Document page image records>

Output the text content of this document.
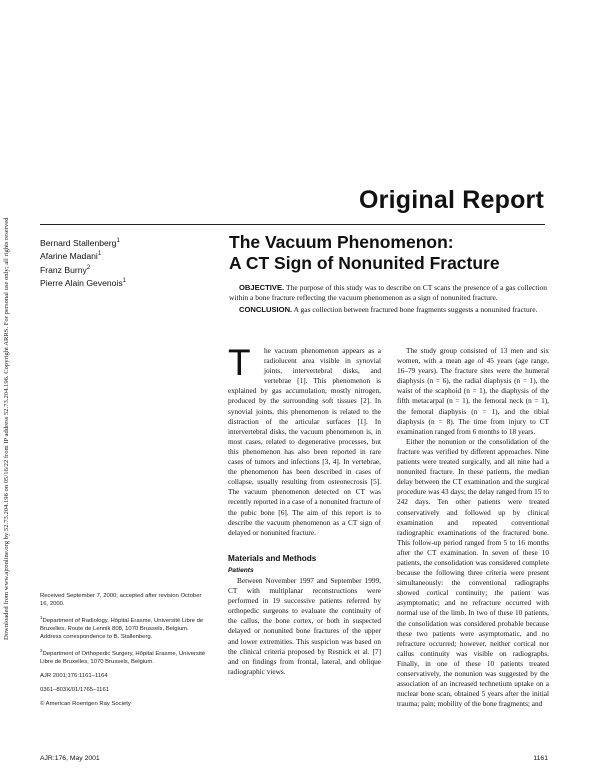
Downloaded from www.ajronline.org by 52.73.204.196 on 05/16/22 from IP address 52.73.204.196. Copyright ARRS. For personal use only; all rights reserved
Original Report
Bernard Stallenberg$^1$
Afarine Madani$^1$
Franz Burny$^2$
Pierre Alain Gevenois$^1$
The Vacuum Phenomenon:
A CT Sign of Nonunited Fracture

OBJECTIVE. The purpose of this study was to describe on CT scans the presence of a gas collection within a bone fracture reflecting the vacuum phenomenon as a sign of nonunited fracture.

CONCLUSION. A gas collection between fractured bone fragments suggests a nonunited fracture.

T	he vacuum phenomenon appears as a radiolucent area visible in synovial joints, intervertebral disks, and vertebrae [1]. This phenomenon is explained by gas accumulation, mostly nitrogen, produced by the surrounding soft tissues [2]. In synovial joints, this phenomenon is related to the distraction of the articular surfaces [1]. In intervertebral disks, the vacuum phenomenon is, in most cases, related to degenerative processes, but this phenomenon has also been reported in rare cases of tumors and infections [3, 4]. In vertebrae, the phenomenon has been described in cases of collapse, usually resulting from osteonecrosis [5]. The vacuum phenomenon detected on CT was recently reported in a case of a nonunited fracture of the pubic bone [6]. The aim of this report is to describe the vacuum phenomenon as a CT sign of delayed or nonunited fracture.

Materials and Methods
Patients

Between November 1997 and September 1999, CT with multiplanar reconstructions were performed in 19 successive patients referred by orthopedic surgeons to evaluate the continuity of the callus, the bone cortex, or both in suspected delayed or nonunited bone fractures of the upper and lower extremities. This suspicion was based on the clinical criteria proposed by Resnick et al. [7] and on findings from frontal, lateral, and oblique radiographic views.

The study group consisted of 13 men and six women, with a mean age of 45 years (age range, 16–79 years). The fracture sites were the humeral diaphysis (n = 6), the radial diaphysis (n = 1), the waist of the scaphoid (n = 1), the diaphysis of the fifth metacarpal (n = 1), the femoral neck (n = 1), the femoral diaphysis (n = 1), and the tibial diaphysis (n = 8). The time from injury to CT examination ranged from 6 months to 18 years.

Either the nonunion or the consolidation of the fracture was verified by different approaches. Nine patients were treated surgically, and all nine had a nonunited fracture. In these patients, the median delay between the CT examination and the surgical procedure was 43 days; the delay ranged from 15 to 242 days. Ten other patients were treated conservatively and followed up by clinical examination and repeated conventional radiographic examinations of the fractured bone. This follow-up period ranged from 5 to 16 months after the CT examination. In seven of these 10 patients, the consolidation was considered complete because the following three criteria were present simultaneously: the conventional radiographs showed cortical continuity; the patient was asymptomatic; and no refracture occurred with normal use of the limb. In two of these 10 patients, the consolidation was considered probable because these two patients were asymptomatic, and no refracture occurred; however, neither cortical nor callus continuity was visible on radiographs. Finally, in one of these 10 patients treated conservatively, the nonunion was suggested by the association of an increased technetium uptake on a nuclear bone scan, obtained 5 years after the initial trauma; pain; mobility of the bone fragments; and

Received September 7, 2000; accepted after revision October 16, 2000.

$^1$Department of Radiology, Hôpital Erasme, Université Libre de Bruxelles, Route de Lennik 808, 1070 Brussels, Belgium. Address correspondence to B. Stallenberg.

$^2$Department of Orthopedic Surgery, Hôpital Erasme, Université Libre de Bruxelles, 1070 Brussels, Belgium.

AJR 2001;176:1161–1164

0361–803X/01/1765–1161

© American Roentgen Ray Society

AJR:176, May 2001	1161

TASK TO CARRY OUT> Find every line above that includes the word "Hôpital" and report only how many there are.

TASK OUTPUT> 2